Prompt: Below is a listing; write it out exactly and drop any images from it.

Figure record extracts
* Start *
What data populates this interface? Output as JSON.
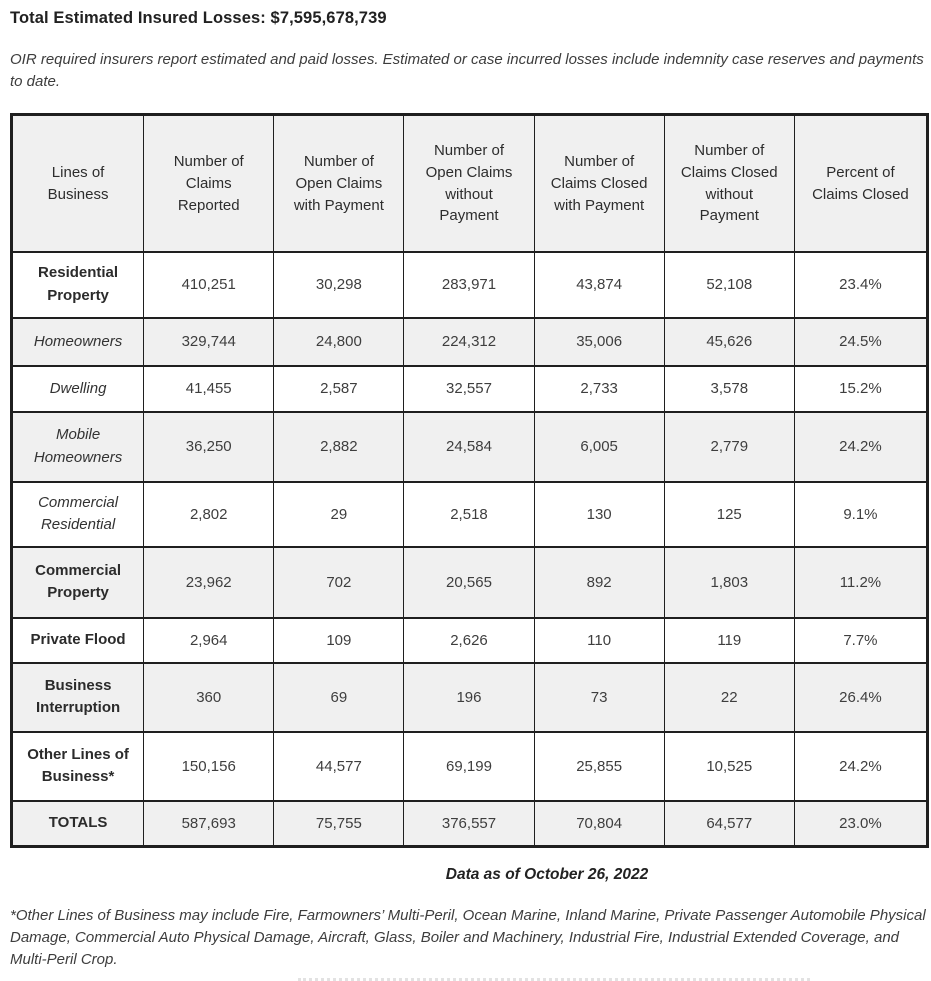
{
  "page": {
    "title": "Total Estimated Insured Losses: $7,595,678,739",
    "intro": "OIR required insurers report estimated and paid losses. Estimated or case incurred losses include indemnity case reserves and payments to date.",
    "data_as_of": "Data as of October 26, 2022",
    "footnote": "*Other Lines of Business may include Fire, Farmowners’ Multi-Peril, Ocean Marine, Inland Marine, Private Passenger Automobile Physical Damage, Commercial Auto Physical Damage, Aircraft, Glass, Boiler and Machinery, Industrial Fire, Industrial Extended Coverage, and Multi-Peril Crop."
  },
  "table": {
    "headers": [
      "Lines of Business",
      "Number of Claims Reported",
      "Number of Open Claims with Payment",
      "Number of Open Claims without Payment",
      "Number of Claims Closed with Payment",
      "Number of Claims Closed without Payment",
      "Percent of Claims Closed"
    ],
    "rows": [
      {
        "name": "Residential Property",
        "values": [
          "410,251",
          "30,298",
          "283,971",
          "43,874",
          "52,108",
          "23.4%"
        ]
      },
      {
        "name": "Homeowners",
        "values": [
          "329,744",
          "24,800",
          "224,312",
          "35,006",
          "45,626",
          "24.5%"
        ]
      },
      {
        "name": "Dwelling",
        "values": [
          "41,455",
          "2,587",
          "32,557",
          "2,733",
          "3,578",
          "15.2%"
        ]
      },
      {
        "name": "Mobile Homeowners",
        "values": [
          "36,250",
          "2,882",
          "24,584",
          "6,005",
          "2,779",
          "24.2%"
        ]
      },
      {
        "name": "Commercial Residential",
        "values": [
          "2,802",
          "29",
          "2,518",
          "130",
          "125",
          "9.1%"
        ]
      },
      {
        "name": "Commercial Property",
        "values": [
          "23,962",
          "702",
          "20,565",
          "892",
          "1,803",
          "11.2%"
        ]
      },
      {
        "name": "Private Flood",
        "values": [
          "2,964",
          "109",
          "2,626",
          "110",
          "119",
          "7.7%"
        ]
      },
      {
        "name": "Business Interruption",
        "values": [
          "360",
          "69",
          "196",
          "73",
          "22",
          "26.4%"
        ]
      },
      {
        "name": "Other Lines of Business*",
        "values": [
          "150,156",
          "44,577",
          "69,199",
          "25,855",
          "10,525",
          "24.2%"
        ]
      },
      {
        "name": "TOTALS",
        "values": [
          "587,693",
          "75,755",
          "376,557",
          "70,804",
          "64,577",
          "23.0%"
        ]
      }
    ]
  }
}
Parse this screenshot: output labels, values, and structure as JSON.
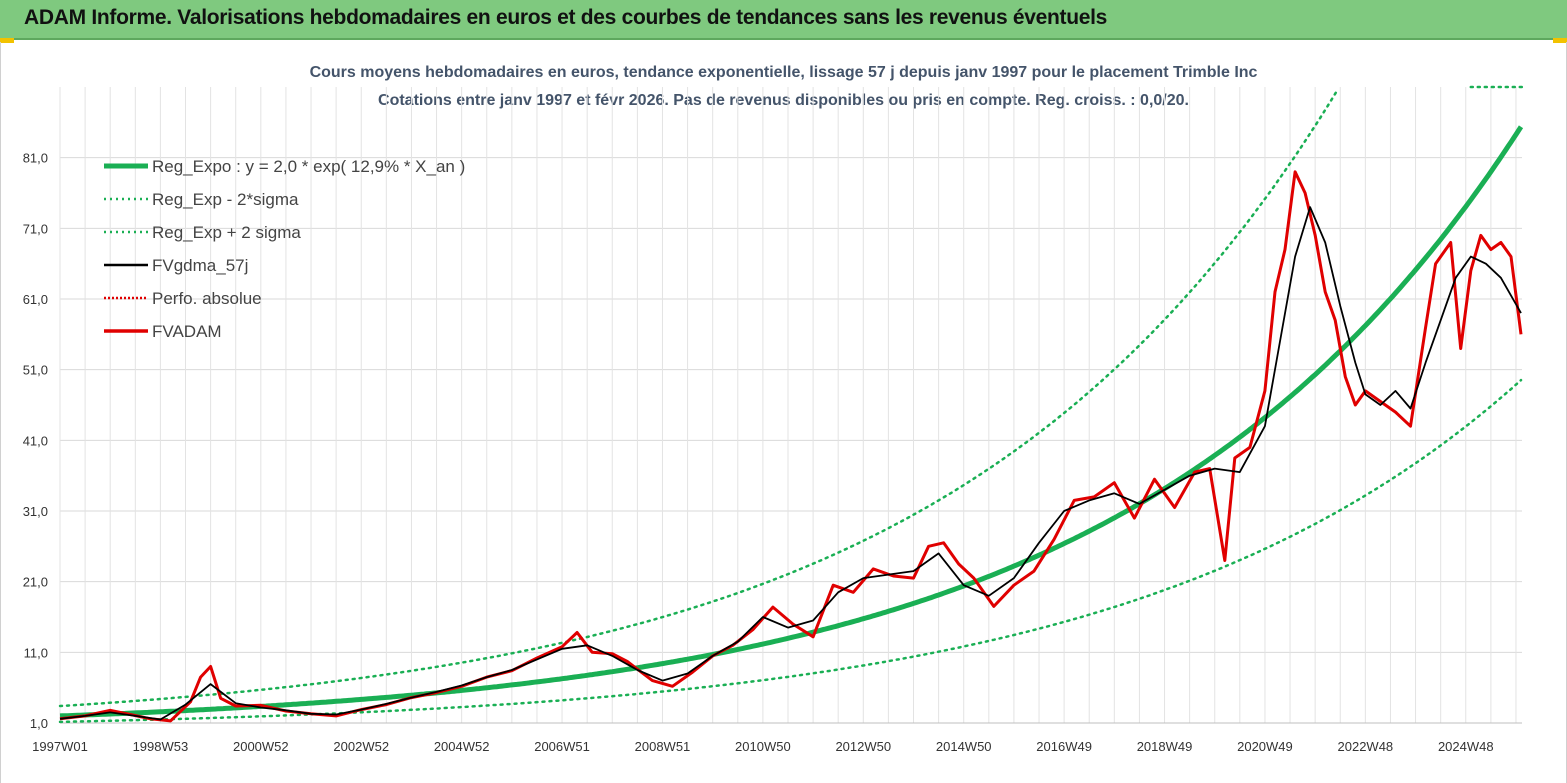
* End *
Answer:
What data populates this interface? Output as JSON.
{
  "page": {
    "title": "Total Estimated Insured Losses: $7,595,678,739",
    "intro": "OIR required insurers report estimated and paid losses. Estimated or case incurred losses include indemnity case reserves and payments to date.",
    "data_as_of": "Data as of October 26, 2022",
    "footnote": "*Other Lines of Business may include Fire, Farmowners’ Multi-Peril, Ocean Marine, Inland Marine, Private Passenger Automobile Physical Damage, Commercial Auto Physical Damage, Aircraft, Glass, Boiler and Machinery, Industrial Fire, Industrial Extended Coverage, and Multi-Peril Crop."
  },
  "table": {
    "headers": [
      "Lines of Business",
      "Number of Claims Reported",
      "Number of Open Claims with Payment",
      "Number of Open Claims without Payment",
      "Number of Claims Closed with Payment",
      "Number of Claims Closed without Payment",
      "Percent of Claims Closed"
    ],
    "rows": [
      {
        "name": "Residential Property",
        "values": [
          "410,251",
          "30,298",
          "283,971",
          "43,874",
          "52,108",
          "23.4%"
        ]
      },
      {
        "name": "Homeowners",
        "values": [
          "329,744",
          "24,800",
          "224,312",
          "35,006",
          "45,626",
          "24.5%"
        ]
      },
      {
        "name": "Dwelling",
        "values": [
          "41,455",
          "2,587",
          "32,557",
          "2,733",
          "3,578",
          "15.2%"
        ]
      },
      {
        "name": "Mobile Homeowners",
        "values": [
          "36,250",
          "2,882",
          "24,584",
          "6,005",
          "2,779",
          "24.2%"
        ]
      },
      {
        "name": "Commercial Residential",
        "values": [
          "2,802",
          "29",
          "2,518",
          "130",
          "125",
          "9.1%"
        ]
      },
      {
        "name": "Commercial Property",
        "values": [
          "23,962",
          "702",
          "20,565",
          "892",
          "1,803",
          "11.2%"
        ]
      },
      {
        "name": "Private Flood",
        "values": [
          "2,964",
          "109",
          "2,626",
          "110",
          "119",
          "7.7%"
        ]
      },
      {
        "name": "Business Interruption",
        "values": [
          "360",
          "69",
          "196",
          "73",
          "22",
          "26.4%"
        ]
      },
      {
        "name": "Other Lines of Business*",
        "values": [
          "150,156",
          "44,577",
          "69,199",
          "25,855",
          "10,525",
          "24.2%"
        ]
      },
      {
        "name": "TOTALS",
        "values": [
          "587,693",
          "75,755",
          "376,557",
          "70,804",
          "64,577",
          "23.0%"
        ]
      }
    ]
  }
}
Parse this screenshot: output labels, values, and structure as JSON.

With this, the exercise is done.